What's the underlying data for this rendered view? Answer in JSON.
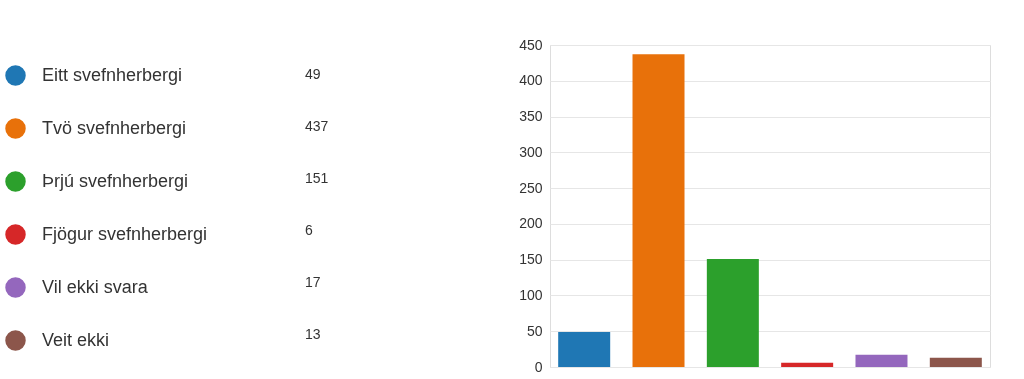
{
  "chart_data": {
    "type": "bar",
    "categories": [
      null,
      null,
      null,
      null,
      null,
      null
    ],
    "series": [
      {
        "name": "Eitt svefnherbergi",
        "color": "#1f77b4",
        "values": [
          49,
          null,
          null,
          null,
          null,
          null
        ]
      },
      {
        "name": "Tvö svefnherbergi",
        "color": "#e8710a",
        "values": [
          null,
          437,
          null,
          null,
          null,
          null
        ]
      },
      {
        "name": "Þrjú svefnherbergi",
        "color": "#2ca02c",
        "values": [
          null,
          null,
          151,
          null,
          null,
          null
        ]
      },
      {
        "name": "Fjögur svefnherbergi",
        "color": "#d62728",
        "values": [
          null,
          null,
          null,
          6,
          null,
          null
        ]
      },
      {
        "name": "Vil ekki svara",
        "color": "#9467bd",
        "values": [
          null,
          null,
          null,
          null,
          17,
          null
        ]
      },
      {
        "name": "Veit ekki",
        "color": "#8c564b",
        "values": [
          null,
          null,
          null,
          null,
          null,
          13
        ]
      }
    ],
    "ylim": [
      0,
      450
    ],
    "yticks": [
      0,
      50,
      100,
      150,
      200,
      250,
      300,
      350,
      400,
      450
    ],
    "annotations": [
      "49",
      "437",
      "151",
      "6",
      "17",
      "13"
    ],
    "grid": "y",
    "legend": "left",
    "tick_labels": "y"
  }
}
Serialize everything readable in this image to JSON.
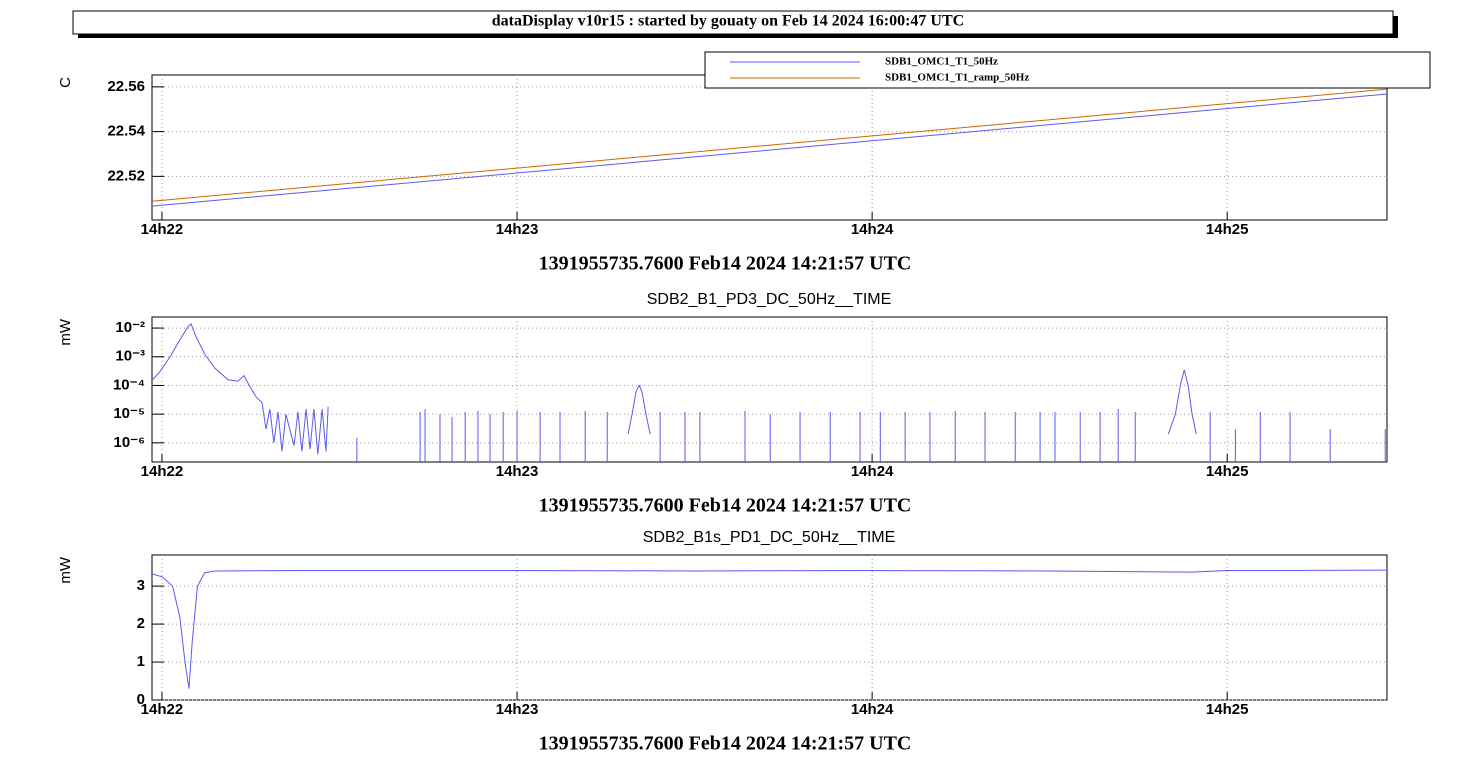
{
  "header": {
    "title": "dataDisplay v10r15 : started by gouaty on Feb 14 2024 16:00:47 UTC"
  },
  "chart_data": [
    {
      "type": "line",
      "ylabel": "C",
      "xlabel": "1391955735.7600 Feb14 2024 14:21:57 UTC",
      "x": [
        21.972,
        22.5,
        23,
        23.5,
        24,
        24.5,
        25,
        25.45
      ],
      "series": [
        {
          "name": "SDB1_OMC1_T1_50Hz",
          "color": "#5b5bf0",
          "values": [
            22.5067,
            22.5143,
            22.5215,
            22.5287,
            22.5359,
            22.5431,
            22.5503,
            22.5568
          ]
        },
        {
          "name": "SDB1_OMC1_T1_ramp_50Hz",
          "color": "#cc6600",
          "values": [
            22.5089,
            22.5165,
            22.5237,
            22.5309,
            22.5381,
            22.5453,
            22.5525,
            22.559
          ]
        }
      ],
      "xlim": [
        21.972,
        25.45
      ],
      "ylim": [
        22.5005,
        22.5653
      ],
      "xticks": [
        {
          "value": 22,
          "label": "14h22"
        },
        {
          "value": 23,
          "label": "14h23"
        },
        {
          "value": 24,
          "label": "14h24"
        },
        {
          "value": 25,
          "label": "14h25"
        }
      ],
      "yticks": [
        22.52,
        22.54,
        22.56
      ],
      "grid": true,
      "legend": "top-right"
    },
    {
      "type": "line",
      "title": "SDB2_B1_PD3_DC_50Hz__TIME",
      "ylabel": "mW",
      "xlabel": "1391955735.7600 Feb14 2024 14:21:57 UTC",
      "x": [
        21.972,
        21.994,
        22.023,
        22.051,
        22.073,
        22.082,
        22.096,
        22.121,
        22.149,
        22.186,
        22.214,
        22.231,
        22.248,
        22.265,
        22.282,
        22.293,
        22.304,
        22.315,
        22.327,
        22.338,
        22.349,
        22.372,
        22.383,
        22.394,
        22.406,
        22.417,
        22.428,
        22.439,
        22.451,
        22.462,
        22.468,
        null,
        22.549,
        22.549,
        null,
        22.727,
        22.727,
        null,
        22.741,
        22.741,
        null,
        22.783,
        22.783,
        null,
        22.817,
        22.817,
        null,
        22.854,
        22.854,
        null,
        22.89,
        22.89,
        null,
        22.924,
        22.924,
        null,
        22.961,
        22.961,
        null,
        23.0,
        23.0,
        null,
        23.065,
        23.065,
        null,
        23.121,
        23.121,
        null,
        23.192,
        23.192,
        null,
        23.254,
        23.254,
        null,
        23.313,
        23.324,
        23.335,
        23.344,
        23.352,
        23.363,
        23.375,
        null,
        23.403,
        23.403,
        null,
        23.473,
        23.473,
        null,
        23.515,
        23.515,
        null,
        23.642,
        23.642,
        null,
        23.713,
        23.713,
        null,
        23.797,
        23.797,
        null,
        23.882,
        23.882,
        null,
        23.966,
        23.966,
        null,
        24.023,
        24.023,
        null,
        24.093,
        24.093,
        null,
        24.163,
        24.163,
        null,
        24.234,
        24.234,
        null,
        24.318,
        24.318,
        null,
        24.403,
        24.403,
        null,
        24.473,
        24.473,
        null,
        24.515,
        24.515,
        null,
        24.586,
        24.586,
        null,
        24.642,
        24.642,
        null,
        24.693,
        24.693,
        null,
        24.741,
        24.741,
        null,
        24.834,
        24.854,
        24.868,
        24.879,
        24.89,
        24.901,
        24.913,
        null,
        24.952,
        24.952,
        null,
        25.023,
        25.023,
        null,
        25.093,
        25.093,
        null,
        25.177,
        25.177,
        null,
        25.29,
        25.29,
        null,
        25.445,
        25.445
      ],
      "series": [
        {
          "name": "SDB2_B1_PD3_DC_50Hz__TIME",
          "color": "#5b5bf0",
          "values": [
            0.00015,
            0.0003,
            0.001,
            0.004,
            0.011,
            0.014,
            0.005,
            0.0012,
            0.0004,
            0.00016,
            0.00014,
            0.00022,
            9e-05,
            4e-05,
            2.5e-05,
            3e-06,
            1.5e-05,
            1e-06,
            1.2e-05,
            5e-07,
            1e-05,
            8e-07,
            1.2e-05,
            5e-07,
            1.5e-05,
            6e-07,
            1.5e-05,
            4e-07,
            1.5e-05,
            5e-07,
            1.8e-05,
            null,
            2e-07,
            1.5e-06,
            null,
            2e-07,
            1.2e-05,
            null,
            2e-07,
            1.5e-05,
            null,
            2e-07,
            1e-05,
            null,
            2e-07,
            8e-06,
            null,
            2e-07,
            1.2e-05,
            null,
            2e-07,
            1.3e-05,
            null,
            2e-07,
            1e-05,
            null,
            2e-07,
            1.2e-05,
            null,
            2e-07,
            1.3e-05,
            null,
            2e-07,
            1.2e-05,
            null,
            2e-07,
            1.2e-05,
            null,
            2e-07,
            1.3e-05,
            null,
            2e-07,
            1.2e-05,
            null,
            2e-06,
            1e-05,
            6e-05,
            0.0001,
            6e-05,
            1e-05,
            2e-06,
            null,
            2e-07,
            1.2e-05,
            null,
            2e-07,
            1.2e-05,
            null,
            2e-07,
            1.2e-05,
            null,
            2e-07,
            1.3e-05,
            null,
            2e-07,
            1e-05,
            null,
            2e-07,
            1.2e-05,
            null,
            2e-07,
            1.2e-05,
            null,
            2e-07,
            1.2e-05,
            null,
            2e-07,
            1.2e-05,
            null,
            2e-07,
            1.2e-05,
            null,
            2e-07,
            1.2e-05,
            null,
            2e-07,
            1.3e-05,
            null,
            2e-07,
            1.2e-05,
            null,
            2e-07,
            1.2e-05,
            null,
            2e-07,
            1.2e-05,
            null,
            2e-07,
            1.2e-05,
            null,
            2e-07,
            1.2e-05,
            null,
            2e-07,
            1.2e-05,
            null,
            2e-07,
            1.5e-05,
            null,
            2e-07,
            1.2e-05,
            null,
            2e-06,
            1e-05,
            0.0001,
            0.00035,
            0.0001,
            1e-05,
            2e-06,
            null,
            2e-07,
            1.2e-05,
            null,
            2e-07,
            3e-06,
            null,
            2e-07,
            1.2e-05,
            null,
            2e-07,
            1.2e-05,
            null,
            2e-07,
            3e-06,
            null,
            2e-07,
            3e-06
          ]
        }
      ],
      "xlim": [
        21.972,
        25.45
      ],
      "ylim": [
        2.15e-07,
        0.0243
      ],
      "log_y": true,
      "xticks": [
        {
          "value": 22,
          "label": "14h22"
        },
        {
          "value": 23,
          "label": "14h23"
        },
        {
          "value": 24,
          "label": "14h24"
        },
        {
          "value": 25,
          "label": "14h25"
        }
      ],
      "yticks": [
        {
          "value": 0.01,
          "label": "10⁻²"
        },
        {
          "value": 0.001,
          "label": "10⁻³"
        },
        {
          "value": 0.0001,
          "label": "10⁻⁴"
        },
        {
          "value": 1e-05,
          "label": "10⁻⁵"
        },
        {
          "value": 1e-06,
          "label": "10⁻⁶"
        }
      ],
      "grid": true
    },
    {
      "type": "line",
      "title": "SDB2_B1s_PD1_DC_50Hz__TIME",
      "ylabel": "mW",
      "xlabel": "1391955735.7600 Feb14 2024 14:21:57 UTC",
      "x": [
        21.972,
        22.0,
        22.03,
        22.05,
        22.065,
        22.076,
        22.085,
        22.1,
        22.12,
        22.15,
        22.4,
        23.0,
        23.5,
        24.0,
        24.5,
        24.9,
        25.0,
        25.45
      ],
      "series": [
        {
          "name": "SDB2_B1s_PD1_DC_50Hz__TIME",
          "color": "#5b5bf0",
          "values": [
            3.32,
            3.25,
            3.0,
            2.2,
            1.0,
            0.3,
            1.5,
            3.0,
            3.35,
            3.4,
            3.41,
            3.41,
            3.4,
            3.41,
            3.4,
            3.37,
            3.41,
            3.42
          ]
        }
      ],
      "xlim": [
        21.972,
        25.45
      ],
      "ylim": [
        0,
        3.82
      ],
      "xticks": [
        {
          "value": 22,
          "label": "14h22"
        },
        {
          "value": 23,
          "label": "14h23"
        },
        {
          "value": 24,
          "label": "14h24"
        },
        {
          "value": 25,
          "label": "14h25"
        }
      ],
      "yticks": [
        0,
        1,
        2,
        3
      ],
      "grid": true
    }
  ]
}
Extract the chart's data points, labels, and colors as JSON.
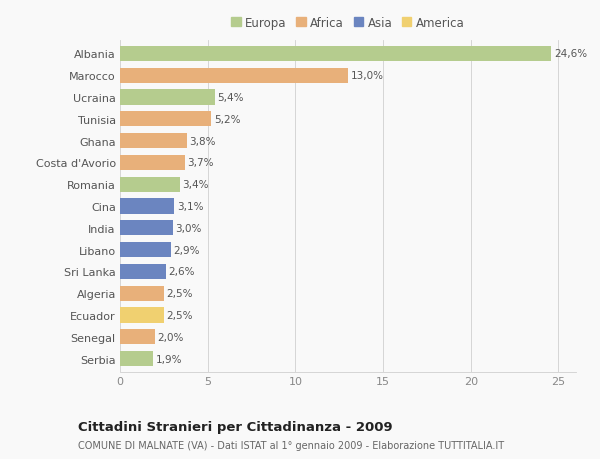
{
  "countries": [
    "Albania",
    "Marocco",
    "Ucraina",
    "Tunisia",
    "Ghana",
    "Costa d'Avorio",
    "Romania",
    "Cina",
    "India",
    "Libano",
    "Sri Lanka",
    "Algeria",
    "Ecuador",
    "Senegal",
    "Serbia"
  ],
  "values": [
    24.6,
    13.0,
    5.4,
    5.2,
    3.8,
    3.7,
    3.4,
    3.1,
    3.0,
    2.9,
    2.6,
    2.5,
    2.5,
    2.0,
    1.9
  ],
  "labels": [
    "24,6%",
    "13,0%",
    "5,4%",
    "5,2%",
    "3,8%",
    "3,7%",
    "3,4%",
    "3,1%",
    "3,0%",
    "2,9%",
    "2,6%",
    "2,5%",
    "2,5%",
    "2,0%",
    "1,9%"
  ],
  "continents": [
    "Europa",
    "Africa",
    "Europa",
    "Africa",
    "Africa",
    "Africa",
    "Europa",
    "Asia",
    "Asia",
    "Asia",
    "Asia",
    "Africa",
    "America",
    "Africa",
    "Europa"
  ],
  "colors": {
    "Europa": "#b5cc8e",
    "Africa": "#e8b07a",
    "Asia": "#6b85c0",
    "America": "#f0d070"
  },
  "legend_order": [
    "Europa",
    "Africa",
    "Asia",
    "America"
  ],
  "xlim": [
    0,
    26
  ],
  "xticks": [
    0,
    5,
    10,
    15,
    20,
    25
  ],
  "title": "Cittadini Stranieri per Cittadinanza - 2009",
  "subtitle": "COMUNE DI MALNATE (VA) - Dati ISTAT al 1° gennaio 2009 - Elaborazione TUTTITALIA.IT",
  "background_color": "#f9f9f9",
  "grid_color": "#d0d0d0",
  "bar_height": 0.7
}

Goal:
Say how many lines in the entries contain the string "colors", and leave out everything else.

Worked answer:
2